Items from a data source
━━━━━━━━
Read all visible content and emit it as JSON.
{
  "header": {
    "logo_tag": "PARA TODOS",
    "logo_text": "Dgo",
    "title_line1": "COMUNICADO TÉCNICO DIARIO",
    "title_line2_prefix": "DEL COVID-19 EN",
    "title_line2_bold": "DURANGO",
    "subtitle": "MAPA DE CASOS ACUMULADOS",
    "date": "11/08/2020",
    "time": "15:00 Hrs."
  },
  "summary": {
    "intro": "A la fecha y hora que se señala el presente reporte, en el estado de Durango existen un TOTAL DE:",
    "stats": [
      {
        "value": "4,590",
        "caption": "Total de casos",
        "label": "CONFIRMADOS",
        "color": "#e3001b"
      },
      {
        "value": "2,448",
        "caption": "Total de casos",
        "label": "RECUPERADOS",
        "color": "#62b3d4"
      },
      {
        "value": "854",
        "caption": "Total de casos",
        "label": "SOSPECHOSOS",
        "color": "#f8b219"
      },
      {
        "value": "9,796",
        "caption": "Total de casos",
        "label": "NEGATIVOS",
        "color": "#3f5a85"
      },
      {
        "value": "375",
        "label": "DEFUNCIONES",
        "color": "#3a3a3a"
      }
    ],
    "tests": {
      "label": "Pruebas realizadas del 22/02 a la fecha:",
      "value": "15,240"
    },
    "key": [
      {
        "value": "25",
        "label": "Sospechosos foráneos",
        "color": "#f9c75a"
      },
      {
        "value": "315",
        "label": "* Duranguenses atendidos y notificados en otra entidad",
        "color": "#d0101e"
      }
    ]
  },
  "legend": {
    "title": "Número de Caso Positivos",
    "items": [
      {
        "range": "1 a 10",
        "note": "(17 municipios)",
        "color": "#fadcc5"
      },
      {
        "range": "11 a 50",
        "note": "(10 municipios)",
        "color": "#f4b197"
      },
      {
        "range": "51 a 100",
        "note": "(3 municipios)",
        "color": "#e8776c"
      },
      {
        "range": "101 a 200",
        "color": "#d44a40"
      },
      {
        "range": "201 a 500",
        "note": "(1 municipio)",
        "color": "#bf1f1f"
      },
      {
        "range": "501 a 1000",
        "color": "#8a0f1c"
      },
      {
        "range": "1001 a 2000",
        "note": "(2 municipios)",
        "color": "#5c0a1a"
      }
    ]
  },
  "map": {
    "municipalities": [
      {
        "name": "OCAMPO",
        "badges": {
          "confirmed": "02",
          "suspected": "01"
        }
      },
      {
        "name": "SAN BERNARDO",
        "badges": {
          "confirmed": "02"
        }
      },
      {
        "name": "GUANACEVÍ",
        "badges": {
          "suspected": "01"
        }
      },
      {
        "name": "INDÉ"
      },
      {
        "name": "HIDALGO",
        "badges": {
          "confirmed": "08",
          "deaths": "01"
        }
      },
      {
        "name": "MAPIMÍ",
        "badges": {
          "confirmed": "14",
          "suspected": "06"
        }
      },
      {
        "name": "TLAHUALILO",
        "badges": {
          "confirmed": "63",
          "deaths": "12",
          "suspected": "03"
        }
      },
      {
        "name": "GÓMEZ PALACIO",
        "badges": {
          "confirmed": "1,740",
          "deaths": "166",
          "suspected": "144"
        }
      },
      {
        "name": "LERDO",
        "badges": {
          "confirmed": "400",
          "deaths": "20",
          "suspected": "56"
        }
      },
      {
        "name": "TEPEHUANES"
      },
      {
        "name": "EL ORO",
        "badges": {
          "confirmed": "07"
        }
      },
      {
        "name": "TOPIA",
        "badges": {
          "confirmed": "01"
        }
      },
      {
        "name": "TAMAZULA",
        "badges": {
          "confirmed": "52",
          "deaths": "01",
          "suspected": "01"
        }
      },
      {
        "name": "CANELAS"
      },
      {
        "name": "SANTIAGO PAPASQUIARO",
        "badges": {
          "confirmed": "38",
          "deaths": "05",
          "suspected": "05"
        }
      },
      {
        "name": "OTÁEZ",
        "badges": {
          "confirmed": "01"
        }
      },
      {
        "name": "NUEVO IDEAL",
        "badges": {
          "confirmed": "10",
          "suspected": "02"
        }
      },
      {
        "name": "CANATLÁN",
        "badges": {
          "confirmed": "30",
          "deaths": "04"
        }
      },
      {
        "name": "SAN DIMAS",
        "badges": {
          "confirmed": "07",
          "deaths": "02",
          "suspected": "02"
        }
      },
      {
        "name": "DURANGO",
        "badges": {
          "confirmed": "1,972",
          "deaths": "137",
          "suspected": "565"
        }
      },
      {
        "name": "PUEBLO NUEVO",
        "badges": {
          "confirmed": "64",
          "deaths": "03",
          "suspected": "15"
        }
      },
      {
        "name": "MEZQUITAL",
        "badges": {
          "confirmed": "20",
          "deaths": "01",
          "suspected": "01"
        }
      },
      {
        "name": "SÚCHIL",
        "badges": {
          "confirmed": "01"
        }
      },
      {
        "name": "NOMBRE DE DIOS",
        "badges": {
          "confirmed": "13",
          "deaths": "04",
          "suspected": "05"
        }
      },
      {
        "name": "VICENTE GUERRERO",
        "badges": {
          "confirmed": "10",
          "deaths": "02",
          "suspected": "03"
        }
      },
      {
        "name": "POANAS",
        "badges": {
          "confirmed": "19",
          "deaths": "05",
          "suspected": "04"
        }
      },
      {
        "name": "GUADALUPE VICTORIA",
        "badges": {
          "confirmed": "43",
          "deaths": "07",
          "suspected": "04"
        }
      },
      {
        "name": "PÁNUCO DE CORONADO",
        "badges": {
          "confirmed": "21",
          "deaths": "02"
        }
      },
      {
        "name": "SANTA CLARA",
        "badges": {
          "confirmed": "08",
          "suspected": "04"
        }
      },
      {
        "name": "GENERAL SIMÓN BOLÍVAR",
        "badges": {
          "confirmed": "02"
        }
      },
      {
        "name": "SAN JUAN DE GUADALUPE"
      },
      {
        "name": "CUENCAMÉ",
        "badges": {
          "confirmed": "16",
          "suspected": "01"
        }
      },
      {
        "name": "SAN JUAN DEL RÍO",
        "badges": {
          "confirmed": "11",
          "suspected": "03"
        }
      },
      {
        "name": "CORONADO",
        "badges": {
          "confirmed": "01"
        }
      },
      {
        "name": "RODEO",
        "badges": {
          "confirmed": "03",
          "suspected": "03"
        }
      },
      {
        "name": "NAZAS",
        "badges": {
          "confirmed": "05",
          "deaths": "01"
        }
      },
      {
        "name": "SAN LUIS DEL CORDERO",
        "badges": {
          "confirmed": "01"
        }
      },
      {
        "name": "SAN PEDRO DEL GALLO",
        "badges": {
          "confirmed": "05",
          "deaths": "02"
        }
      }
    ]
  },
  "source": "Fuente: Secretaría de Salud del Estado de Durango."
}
━━━━━━━━
• **Problem**: Identify the lines in the entries above that contain "CORONADO", then copy them out.

• **Correct answer**:
        "name": "PÁNUCO DE CORONADO",
        "name": "CORONADO",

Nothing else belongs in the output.